### [Entries taken from a collection]
————

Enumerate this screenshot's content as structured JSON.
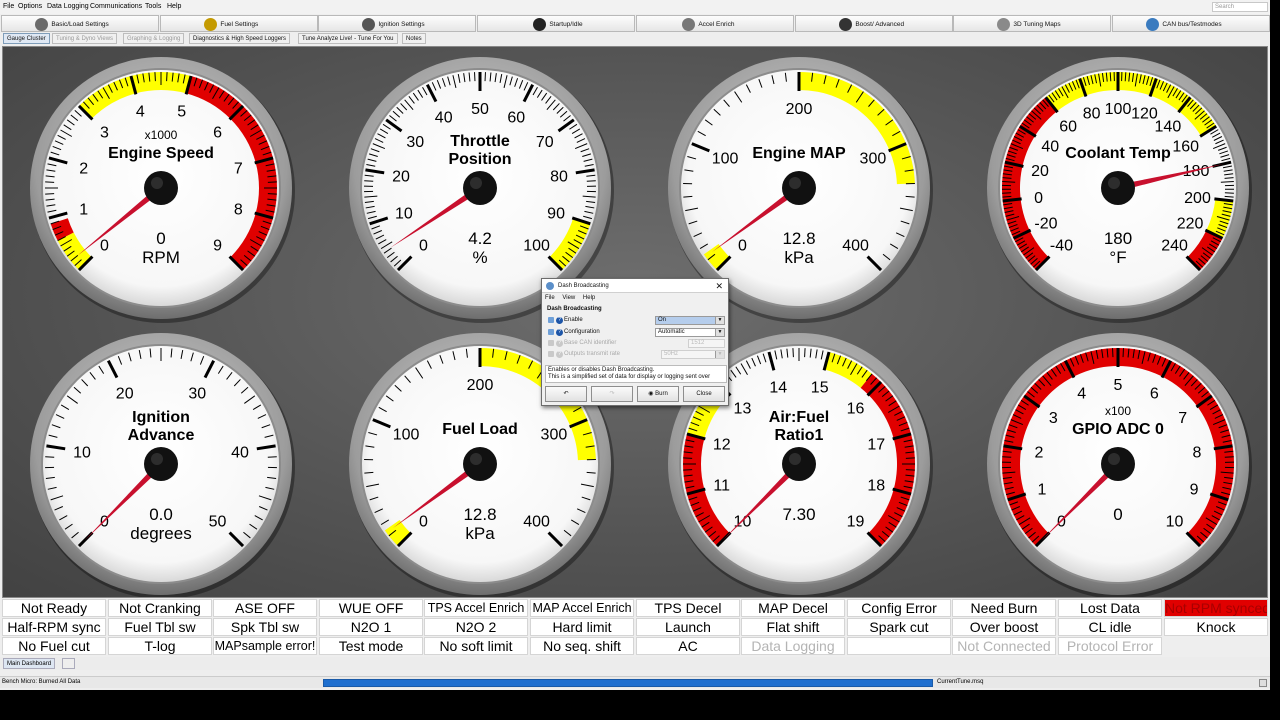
{
  "menu": [
    "File",
    "Options",
    "Data Logging",
    "Communications",
    "Tools",
    "Help"
  ],
  "search_placeholder": "Search",
  "main_tabs": [
    {
      "label": "Basic/Load Settings",
      "icon": "gauge-settings-icon"
    },
    {
      "label": "Fuel Settings",
      "icon": "fuel-pump-icon"
    },
    {
      "label": "Ignition Settings",
      "icon": "spark-plug-icon"
    },
    {
      "label": "Startup/Idle",
      "icon": "startup-gauge-icon"
    },
    {
      "label": "Accel Enrich",
      "icon": "accelerator-icon"
    },
    {
      "label": "Boost/ Advanced",
      "icon": "turbo-icon"
    },
    {
      "label": "3D Tuning Maps",
      "icon": "3d-map-icon"
    },
    {
      "label": "CAN bus/Testmodes",
      "icon": "network-icon"
    }
  ],
  "sub_tabs": [
    {
      "label": "Gauge Cluster",
      "state": "active"
    },
    {
      "label": "Tuning & Dyno Views",
      "state": "dim"
    },
    {
      "label": "Graphing & Logging",
      "state": "dim"
    },
    {
      "label": "Diagnostics & High Speed Loggers",
      "state": "normal"
    },
    {
      "label": "Tune Analyze Live! - Tune For You",
      "state": "normal"
    },
    {
      "label": "Notes",
      "state": "normal"
    }
  ],
  "colors": {
    "warn": "#ffff00",
    "danger": "#e00000",
    "needle": "#c8102e",
    "bezel": "#9a9a9a"
  },
  "gauges": [
    {
      "title": [
        "Engine Speed"
      ],
      "units_mult": "x1000",
      "value": "0",
      "units": "RPM",
      "needle_value": 0.2,
      "min": 0,
      "max": 9,
      "ticks": [
        "0",
        "1",
        "2",
        "3",
        "4",
        "5",
        "6",
        "7",
        "8",
        "9"
      ],
      "bands": [
        {
          "from": 0,
          "to": 0.6,
          "color": "warn"
        },
        {
          "from": 0.6,
          "to": 0.9,
          "color": "danger"
        },
        {
          "from": 3,
          "to": 5,
          "color": "warn"
        },
        {
          "from": 5,
          "to": 9,
          "color": "danger"
        }
      ]
    },
    {
      "title": [
        "Throttle",
        "Position"
      ],
      "units_mult": "",
      "value": "4.2",
      "units": "%",
      "needle_value": 4.2,
      "min": 0,
      "max": 100,
      "ticks": [
        "0",
        "10",
        "20",
        "30",
        "40",
        "50",
        "60",
        "70",
        "80",
        "90",
        "100"
      ],
      "bands": [
        {
          "from": 90,
          "to": 100,
          "color": "warn"
        }
      ]
    },
    {
      "title": [
        "Engine MAP"
      ],
      "units_mult": "",
      "value": "12.8",
      "units": "kPa",
      "needle_value": 12.8,
      "min": 0,
      "max": 400,
      "ticks": [
        "0",
        "100",
        "200",
        "300",
        "400"
      ],
      "bands": [
        {
          "from": 0,
          "to": 15,
          "color": "warn"
        },
        {
          "from": 200,
          "to": 330,
          "color": "warn"
        }
      ]
    },
    {
      "title": [
        "Coolant Temp"
      ],
      "units_mult": "",
      "value": "180",
      "units": "°F",
      "needle_value": 180,
      "min": -40,
      "max": 240,
      "ticks": [
        "-40",
        "-20",
        "0",
        "20",
        "40",
        "60",
        "80",
        "100",
        "120",
        "140",
        "160",
        "180",
        "200",
        "220",
        "240"
      ],
      "bands": [
        {
          "from": -40,
          "to": 60,
          "color": "danger"
        },
        {
          "from": 60,
          "to": 160,
          "color": "warn"
        },
        {
          "from": 200,
          "to": 220,
          "color": "warn"
        },
        {
          "from": 220,
          "to": 240,
          "color": "danger"
        }
      ]
    },
    {
      "title": [
        "Ignition",
        "Advance"
      ],
      "units_mult": "",
      "value": "0.0",
      "units": "degrees",
      "needle_value": 0,
      "min": 0,
      "max": 50,
      "ticks": [
        "0",
        "10",
        "20",
        "30",
        "40",
        "50"
      ],
      "bands": []
    },
    {
      "title": [
        "Fuel Load"
      ],
      "units_mult": "",
      "value": "12.8",
      "units": "kPa",
      "needle_value": 12.8,
      "min": 0,
      "max": 400,
      "ticks": [
        "0",
        "100",
        "200",
        "300",
        "400"
      ],
      "bands": [
        {
          "from": 0,
          "to": 15,
          "color": "warn"
        },
        {
          "from": 200,
          "to": 330,
          "color": "warn"
        }
      ]
    },
    {
      "title": [
        "Air:Fuel",
        "Ratio1"
      ],
      "units_mult": "",
      "value": "7.30",
      "units": "",
      "needle_value": 10,
      "min": 10,
      "max": 19,
      "ticks": [
        "10",
        "11",
        "12",
        "13",
        "14",
        "15",
        "16",
        "17",
        "18",
        "19"
      ],
      "bands": [
        {
          "from": 10,
          "to": 12,
          "color": "danger"
        },
        {
          "from": 12,
          "to": 13,
          "color": "warn"
        },
        {
          "from": 15,
          "to": 15.8,
          "color": "warn"
        },
        {
          "from": 15.8,
          "to": 19,
          "color": "danger"
        }
      ]
    },
    {
      "title": [
        "GPIO ADC 0"
      ],
      "units_mult": "x100",
      "value": "0",
      "units": "",
      "needle_value": 0,
      "min": 0,
      "max": 10,
      "ticks": [
        "0",
        "1",
        "2",
        "3",
        "4",
        "5",
        "6",
        "7",
        "8",
        "9",
        "10"
      ],
      "bands": [
        {
          "from": 0,
          "to": 10,
          "color": "danger"
        }
      ]
    }
  ],
  "indicators": [
    [
      {
        "label": "Not Ready"
      },
      {
        "label": "Not Cranking"
      },
      {
        "label": "ASE OFF"
      },
      {
        "label": "WUE OFF"
      },
      {
        "label": "TPS Accel Enrich",
        "style": "med"
      },
      {
        "label": "MAP Accel Enrich",
        "style": "med"
      },
      {
        "label": "TPS Decel"
      },
      {
        "label": "MAP Decel"
      },
      {
        "label": "Config Error"
      },
      {
        "label": "Need Burn"
      },
      {
        "label": "Lost Data"
      },
      {
        "label": "Not RPM synced",
        "style": "red"
      }
    ],
    [
      {
        "label": "Half-RPM sync"
      },
      {
        "label": "Fuel Tbl sw"
      },
      {
        "label": "Spk Tbl sw"
      },
      {
        "label": "N2O 1"
      },
      {
        "label": "N2O 2"
      },
      {
        "label": "Hard limit"
      },
      {
        "label": "Launch"
      },
      {
        "label": "Flat shift"
      },
      {
        "label": "Spark cut"
      },
      {
        "label": "Over boost"
      },
      {
        "label": "CL idle"
      },
      {
        "label": "Knock"
      }
    ],
    [
      {
        "label": "No Fuel cut"
      },
      {
        "label": "T-log"
      },
      {
        "label": "MAPsample error!",
        "style": "med"
      },
      {
        "label": "Test mode"
      },
      {
        "label": "No soft limit"
      },
      {
        "label": "No seq. shift"
      },
      {
        "label": "AC"
      },
      {
        "label": "Data Logging",
        "style": "dim"
      },
      {
        "label": ""
      },
      {
        "label": "Not Connected",
        "style": "dim"
      },
      {
        "label": "Protocol Error",
        "style": "dim"
      }
    ]
  ],
  "dialog": {
    "title": "Dash Broadcasting",
    "menu": [
      "File",
      "View",
      "Help"
    ],
    "section": "Dash Broadcasting",
    "rows": [
      {
        "label": "Enable",
        "value": "On",
        "enabled": true
      },
      {
        "label": "Configuration",
        "value": "Automatic",
        "enabled": true
      },
      {
        "label": "Base CAN identifier",
        "value": "1512",
        "enabled": false
      },
      {
        "label": "Outputs transmit rate",
        "value": "50Hz",
        "enabled": false
      }
    ],
    "help": [
      "Enables or disables Dash Broadcasting.",
      "This is a simplified set of data for display or logging sent over"
    ],
    "buttons": {
      "undo": "undo-icon",
      "redo": "redo-icon",
      "burn": "Burn",
      "close": "Close"
    }
  },
  "bottom_tab": "Main Dashboard",
  "status": {
    "left": "Bench Micro: Burned All Data",
    "progress": 1.0,
    "file": "CurrentTune.msq"
  }
}
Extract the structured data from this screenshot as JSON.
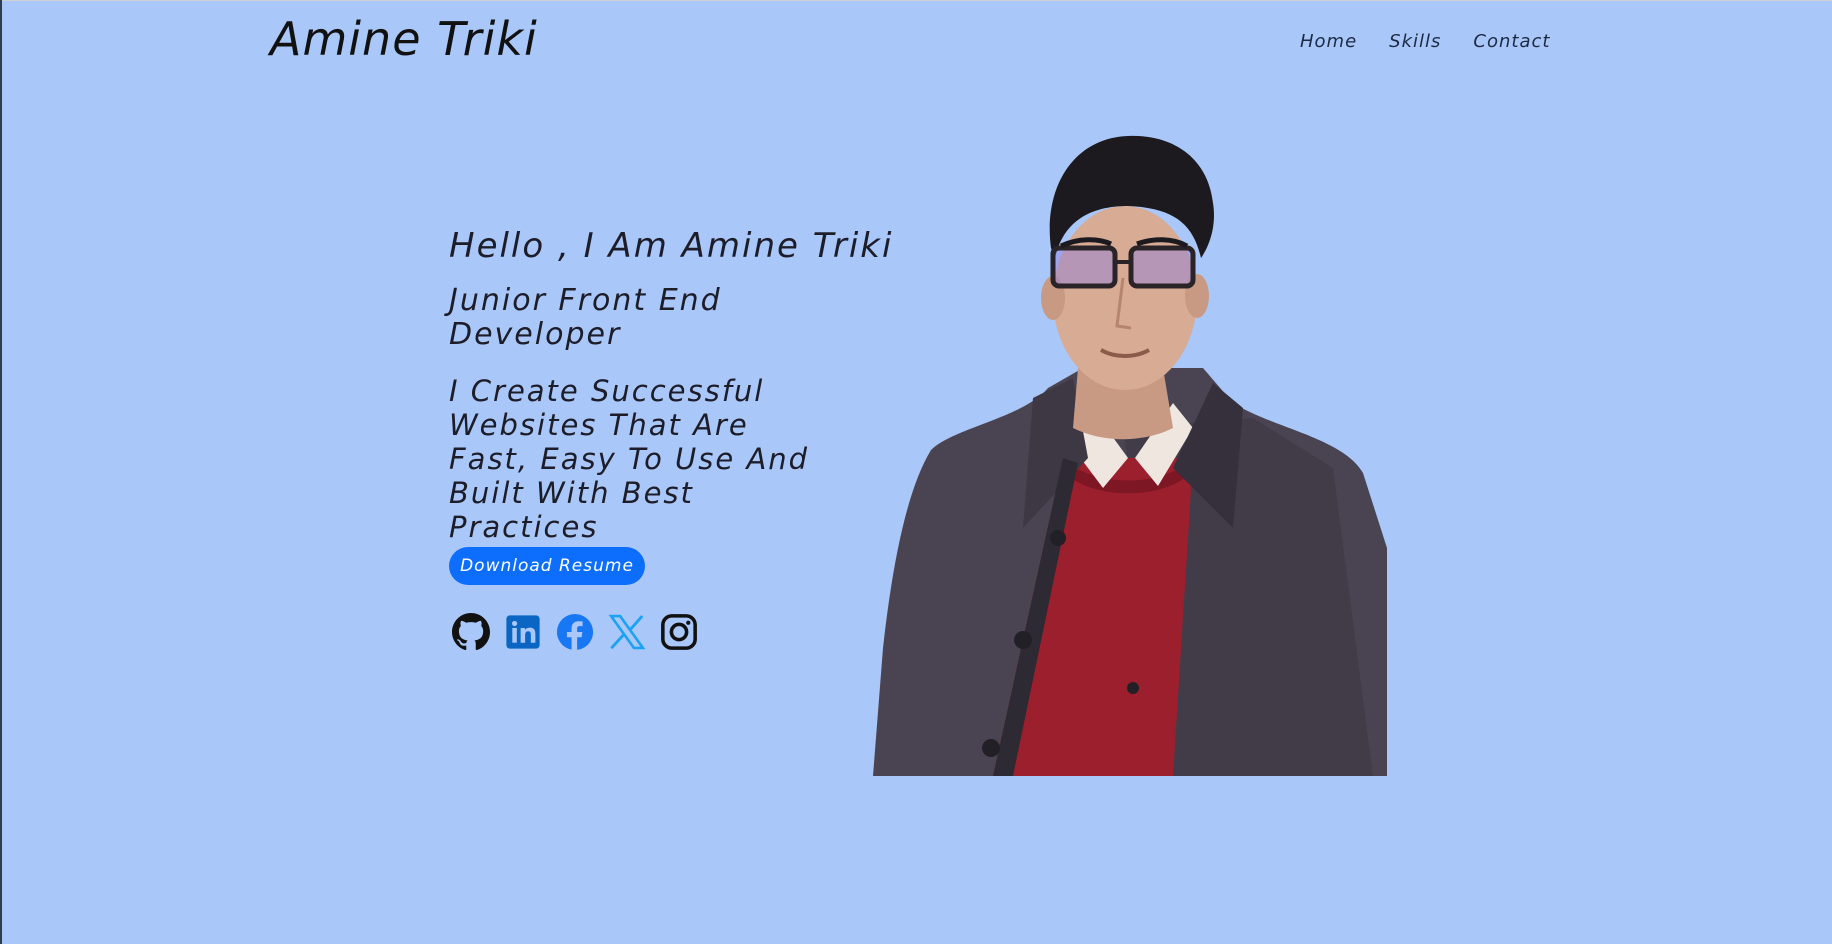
{
  "header": {
    "brand": "Amine Triki",
    "nav": [
      {
        "label": "Home"
      },
      {
        "label": "Skills"
      },
      {
        "label": "Contact"
      }
    ]
  },
  "hero": {
    "greeting": "Hello , I Am Amine Triki",
    "role": "Junior Front End Developer",
    "pitch": "I Create Successful Websites That Are Fast, Easy To Use And Built With Best Practices",
    "resume_button": "Download Resume",
    "socials": [
      {
        "icon": "github-icon",
        "color": "#111111"
      },
      {
        "icon": "linkedin-icon",
        "color": "#0a66c2"
      },
      {
        "icon": "facebook-icon",
        "color": "#1877f2"
      },
      {
        "icon": "x-twitter-icon",
        "color": "#1da1f2"
      },
      {
        "icon": "instagram-icon",
        "color": "#111111"
      }
    ]
  },
  "colors": {
    "background": "#a9c7f8",
    "accent": "#0d6efd"
  }
}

————

### [REQUIREMENTS]
Copy all lines in the listing above where the string "limit" appears.

### [WRITTEN RESPONSE]
        "label": "Hard limit"
        "label": "No soft limit"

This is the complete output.